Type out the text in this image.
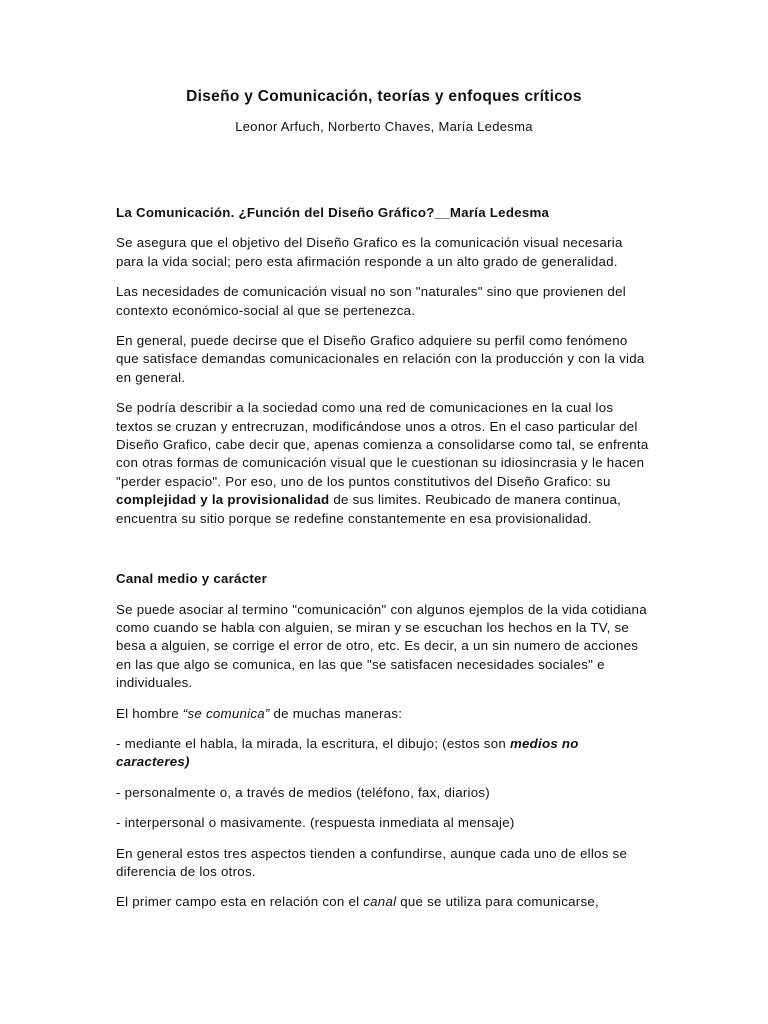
Diseño y Comunicación, teorías y enfoques críticos
Leonor Arfuch, Norberto Chaves, María Ledesma
La Comunicación. ¿Función del Diseño Gráfico?__María Ledesma

Se asegura que el objetivo del Diseño Grafico es la comunicación visual necesaria para la vida social; pero esta afirmación responde a un alto grado de generalidad.

Las necesidades de comunicación visual no son "naturales" sino que provienen del contexto económico-social al que se pertenezca.

En general, puede decirse que el Diseño Grafico adquiere su perfil como fenómeno que satisface demandas comunicacionales en relación con la producción y con la vida en general.

Se podría describir a la sociedad como una red de comunicaciones en la cual los textos se cruzan y entrecruzan, modificándose unos a otros. En el caso particular del Diseño Grafico, cabe decir que, apenas comienza a consolidarse como tal, se enfrenta con otras formas de comunicación visual que le cuestionan su idiosincrasia y le hacen "perder espacio". Por eso, uno de los puntos constitutivos del Diseño Grafico: su complejidad y la provisionalidad de sus limites. Reubicado de manera continua, encuentra su sitio porque se redefine constantemente en esa provisionalidad.

Canal medio y carácter

Se puede asociar al termino "comunicación" con algunos ejemplos de la vida cotidiana como cuando se habla con alguien, se miran y se escuchan los hechos en la TV, se besa a alguien, se corrige el error de otro, etc. Es decir, a un sin numero de acciones en las que algo se comunica, en las que "se satisfacen necesidades sociales" e individuales.

El hombre “se comunica” de muchas maneras:

- mediante el habla, la mirada, la escritura, el dibujo; (estos son medios no caracteres)

- personalmente o, a través de medios (teléfono, fax, diarios)

- interpersonal o masivamente. (respuesta inmediata al mensaje)

En general estos tres aspectos tienden a confundirse, aunque cada uno de ellos se diferencia de los otros.

El primer campo esta en relación con el canal que se utiliza para comunicarse,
::::
- BRIEF: Copy all the data exactly as written, but skip any picture.

- SOLVED EXERCISE:
Type out the text in this image.
Diseño y Comunicación, teorías y enfoques críticos
Leonor Arfuch, Norberto Chaves, María Ledesma
La Comunicación. ¿Función del Diseño Gráfico?__María Ledesma

Se asegura que el objetivo del Diseño Grafico es la comunicación visual necesaria para la vida social; pero esta afirmación responde a un alto grado de generalidad.

Las necesidades de comunicación visual no son "naturales" sino que provienen del contexto económico-social al que se pertenezca.

En general, puede decirse que el Diseño Grafico adquiere su perfil como fenómeno que satisface demandas comunicacionales en relación con la producción y con la vida en general.

Se podría describir a la sociedad como una red de comunicaciones en la cual los textos se cruzan y entrecruzan, modificándose unos a otros. En el caso particular del Diseño Grafico, cabe decir que, apenas comienza a consolidarse como tal, se enfrenta con otras formas de comunicación visual que le cuestionan su idiosincrasia y le hacen "perder espacio". Por eso, uno de los puntos constitutivos del Diseño Grafico: su complejidad y la provisionalidad de sus limites. Reubicado de manera continua, encuentra su sitio porque se redefine constantemente en esa provisionalidad.

Canal medio y carácter

Se puede asociar al termino "comunicación" con algunos ejemplos de la vida cotidiana como cuando se habla con alguien, se miran y se escuchan los hechos en la TV, se besa a alguien, se corrige el error de otro, etc. Es decir, a un sin numero de acciones en las que algo se comunica, en las que "se satisfacen necesidades sociales" e individuales.

El hombre “se comunica” de muchas maneras:

- mediante el habla, la mirada, la escritura, el dibujo; (estos son medios no caracteres)

- personalmente o, a través de medios (teléfono, fax, diarios)

- interpersonal o masivamente. (respuesta inmediata al mensaje)

En general estos tres aspectos tienden a confundirse, aunque cada uno de ellos se diferencia de los otros.

El primer campo esta en relación con el canal que se utiliza para comunicarse,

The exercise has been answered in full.